**WRITTEN TASK**
Extract each record and reproduce it exactly.

Collection entries
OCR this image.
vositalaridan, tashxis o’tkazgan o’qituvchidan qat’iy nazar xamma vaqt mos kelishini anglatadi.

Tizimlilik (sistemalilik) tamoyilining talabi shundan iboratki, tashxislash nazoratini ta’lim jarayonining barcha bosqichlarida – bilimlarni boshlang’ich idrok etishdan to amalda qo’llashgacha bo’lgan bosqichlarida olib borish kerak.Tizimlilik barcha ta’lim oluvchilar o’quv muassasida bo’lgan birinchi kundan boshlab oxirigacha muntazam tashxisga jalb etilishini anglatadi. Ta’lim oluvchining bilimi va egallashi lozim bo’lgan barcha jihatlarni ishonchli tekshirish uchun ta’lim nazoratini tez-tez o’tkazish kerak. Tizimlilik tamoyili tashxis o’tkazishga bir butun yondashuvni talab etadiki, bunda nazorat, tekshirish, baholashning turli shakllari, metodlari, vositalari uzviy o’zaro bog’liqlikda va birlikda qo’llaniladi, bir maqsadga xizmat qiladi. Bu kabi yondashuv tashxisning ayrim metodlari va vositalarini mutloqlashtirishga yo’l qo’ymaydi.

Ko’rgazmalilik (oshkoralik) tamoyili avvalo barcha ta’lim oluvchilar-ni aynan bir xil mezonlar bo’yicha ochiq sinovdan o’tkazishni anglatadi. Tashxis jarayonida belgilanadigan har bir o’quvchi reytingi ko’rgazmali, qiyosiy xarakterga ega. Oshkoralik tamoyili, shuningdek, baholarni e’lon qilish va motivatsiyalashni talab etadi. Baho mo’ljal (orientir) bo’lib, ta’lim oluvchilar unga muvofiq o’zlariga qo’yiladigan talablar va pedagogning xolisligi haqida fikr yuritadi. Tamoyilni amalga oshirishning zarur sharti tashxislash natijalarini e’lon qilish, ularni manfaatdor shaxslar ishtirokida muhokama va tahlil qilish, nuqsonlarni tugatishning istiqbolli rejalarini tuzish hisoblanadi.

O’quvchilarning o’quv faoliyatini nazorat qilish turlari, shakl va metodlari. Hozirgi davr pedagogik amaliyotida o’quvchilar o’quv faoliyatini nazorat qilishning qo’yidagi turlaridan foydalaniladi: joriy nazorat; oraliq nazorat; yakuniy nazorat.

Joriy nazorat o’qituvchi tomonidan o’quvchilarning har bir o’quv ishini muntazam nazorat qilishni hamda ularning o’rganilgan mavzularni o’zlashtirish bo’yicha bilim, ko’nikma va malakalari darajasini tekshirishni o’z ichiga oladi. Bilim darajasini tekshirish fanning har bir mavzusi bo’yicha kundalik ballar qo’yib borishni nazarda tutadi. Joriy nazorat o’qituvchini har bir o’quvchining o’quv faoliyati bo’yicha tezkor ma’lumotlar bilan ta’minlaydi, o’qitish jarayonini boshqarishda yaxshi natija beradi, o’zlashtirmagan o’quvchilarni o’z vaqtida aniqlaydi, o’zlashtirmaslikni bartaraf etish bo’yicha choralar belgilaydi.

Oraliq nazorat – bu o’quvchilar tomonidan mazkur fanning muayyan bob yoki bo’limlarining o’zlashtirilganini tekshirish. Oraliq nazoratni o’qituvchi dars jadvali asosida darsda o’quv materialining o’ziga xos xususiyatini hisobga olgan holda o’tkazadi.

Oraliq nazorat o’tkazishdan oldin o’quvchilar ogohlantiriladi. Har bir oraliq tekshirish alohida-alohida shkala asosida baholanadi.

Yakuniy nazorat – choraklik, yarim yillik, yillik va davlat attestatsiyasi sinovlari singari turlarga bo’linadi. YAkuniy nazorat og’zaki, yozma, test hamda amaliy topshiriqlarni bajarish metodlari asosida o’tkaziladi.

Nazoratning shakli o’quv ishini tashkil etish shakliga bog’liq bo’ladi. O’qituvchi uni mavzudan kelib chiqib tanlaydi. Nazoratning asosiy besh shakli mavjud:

**REPLY TO THE EXERCISE**
OCR this image.
vositalaridan, tashxis o’tkazgan o’qituvchidan qat’iy nazar xamma vaqt mos kelishini anglatadi.

Tizimlilik (sistemalilik) tamoyilining talabi shundan iboratki, tashxislash nazoratini ta’lim jarayonining barcha bosqichlarida – bilimlarni boshlang’ich idrok etishdan to amalda qo’llashgacha bo’lgan bosqichlarida olib borish kerak.Tizimlilik barcha ta’lim oluvchilar o’quv muassasida bo’lgan birinchi kundan boshlab oxirigacha muntazam tashxisga jalb etilishini anglatadi. Ta’lim oluvchining bilimi va egallashi lozim bo’lgan barcha jihatlarni ishonchli tekshirish uchun ta’lim nazoratini tez-tez o’tkazish kerak. Tizimlilik tamoyili tashxis o’tkazishga bir butun yondashuvni talab etadiki, bunda nazorat, tekshirish, baholashning turli shakllari, metodlari, vositalari uzviy o’zaro bog’liqlikda va birlikda qo’llaniladi, bir maqsadga xizmat qiladi. Bu kabi yondashuv tashxisning ayrim metodlari va vositalarini mutloqlashtirishga yo’l qo’ymaydi.

Ko’rgazmalilik (oshkoralik) tamoyili avvalo barcha ta’lim oluvchilar-ni aynan bir xil mezonlar bo’yicha ochiq sinovdan o’tkazishni anglatadi. Tashxis jarayonida belgilanadigan har bir o’quvchi reytingi ko’rgazmali, qiyosiy xarakterga ega. Oshkoralik tamoyili, shuningdek, baholarni e’lon qilish va motivatsiyalashni talab etadi. Baho mo’ljal (orientir) bo’lib, ta’lim oluvchilar unga muvofiq o’zlariga qo’yiladigan talablar va pedagogning xolisligi haqida fikr yuritadi. Tamoyilni amalga oshirishning zarur sharti tashxislash natijalarini e’lon qilish, ularni manfaatdor shaxslar ishtirokida muhokama va tahlil qilish, nuqsonlarni tugatishning istiqbolli rejalarini tuzish hisoblanadi.

O’quvchilarning o’quv faoliyatini nazorat qilish turlari, shakl va metodlari. Hozirgi davr pedagogik amaliyotida o’quvchilar o’quv faoliyatini nazorat qilishning qo’yidagi turlaridan foydalaniladi: joriy nazorat; oraliq nazorat; yakuniy nazorat.

Joriy nazorat o’qituvchi tomonidan o’quvchilarning har bir o’quv ishini muntazam nazorat qilishni hamda ularning o’rganilgan mavzularni o’zlashtirish bo’yicha bilim, ko’nikma va malakalari darajasini tekshirishni o’z ichiga oladi. Bilim darajasini tekshirish fanning har bir mavzusi bo’yicha kundalik ballar qo’yib borishni nazarda tutadi. Joriy nazorat o’qituvchini har bir o’quvchining o’quv faoliyati bo’yicha tezkor ma’lumotlar bilan ta’minlaydi, o’qitish jarayonini boshqarishda yaxshi natija beradi, o’zlashtirmagan o’quvchilarni o’z vaqtida aniqlaydi, o’zlashtirmaslikni bartaraf etish bo’yicha choralar belgilaydi.

Oraliq nazorat – bu o’quvchilar tomonidan mazkur fanning muayyan bob yoki bo’limlarining o’zlashtirilganini tekshirish. Oraliq nazoratni o’qituvchi dars jadvali asosida darsda o’quv materialining o’ziga xos xususiyatini hisobga olgan holda o’tkazadi.

Oraliq nazorat o’tkazishdan oldin o’quvchilar ogohlantiriladi. Har bir oraliq tekshirish alohida-alohida shkala asosida baholanadi.

Yakuniy nazorat – choraklik, yarim yillik, yillik va davlat attestatsiyasi sinovlari singari turlarga bo’linadi. YAkuniy nazorat og’zaki, yozma, test hamda amaliy topshiriqlarni bajarish metodlari asosida o’tkaziladi.

Nazoratning shakli o’quv ishini tashkil etish shakliga bog’liq bo’ladi. O’qituvchi uni mavzudan kelib chiqib tanlaydi. Nazoratning asosiy besh shakli mavjud:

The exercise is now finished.